TASK :: In the lines below, how many hold the word "this"? Answer only with the number.

EXCERPTED DATA ::
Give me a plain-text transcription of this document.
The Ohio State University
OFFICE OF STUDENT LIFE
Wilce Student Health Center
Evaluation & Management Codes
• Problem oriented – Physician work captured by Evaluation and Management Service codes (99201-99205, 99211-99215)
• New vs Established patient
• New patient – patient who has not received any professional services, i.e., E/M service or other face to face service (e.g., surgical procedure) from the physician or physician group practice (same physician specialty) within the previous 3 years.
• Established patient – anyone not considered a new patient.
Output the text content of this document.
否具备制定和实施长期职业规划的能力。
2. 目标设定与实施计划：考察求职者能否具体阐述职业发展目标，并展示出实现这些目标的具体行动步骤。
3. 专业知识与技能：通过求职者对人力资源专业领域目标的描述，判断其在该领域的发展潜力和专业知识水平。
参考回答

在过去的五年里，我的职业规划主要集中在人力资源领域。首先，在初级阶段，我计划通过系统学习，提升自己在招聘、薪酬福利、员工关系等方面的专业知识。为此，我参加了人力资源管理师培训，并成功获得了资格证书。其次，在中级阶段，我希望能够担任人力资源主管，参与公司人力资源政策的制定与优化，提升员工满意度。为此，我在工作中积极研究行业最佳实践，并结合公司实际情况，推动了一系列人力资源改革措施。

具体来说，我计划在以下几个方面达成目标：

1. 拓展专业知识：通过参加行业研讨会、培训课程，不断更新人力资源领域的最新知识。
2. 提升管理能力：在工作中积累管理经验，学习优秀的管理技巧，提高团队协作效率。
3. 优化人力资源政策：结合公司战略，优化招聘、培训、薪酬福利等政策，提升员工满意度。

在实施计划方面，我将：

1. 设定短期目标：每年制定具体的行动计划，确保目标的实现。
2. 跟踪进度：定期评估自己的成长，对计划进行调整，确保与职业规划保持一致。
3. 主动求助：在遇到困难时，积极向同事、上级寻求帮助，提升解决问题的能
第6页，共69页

FINAL RESULT :: 2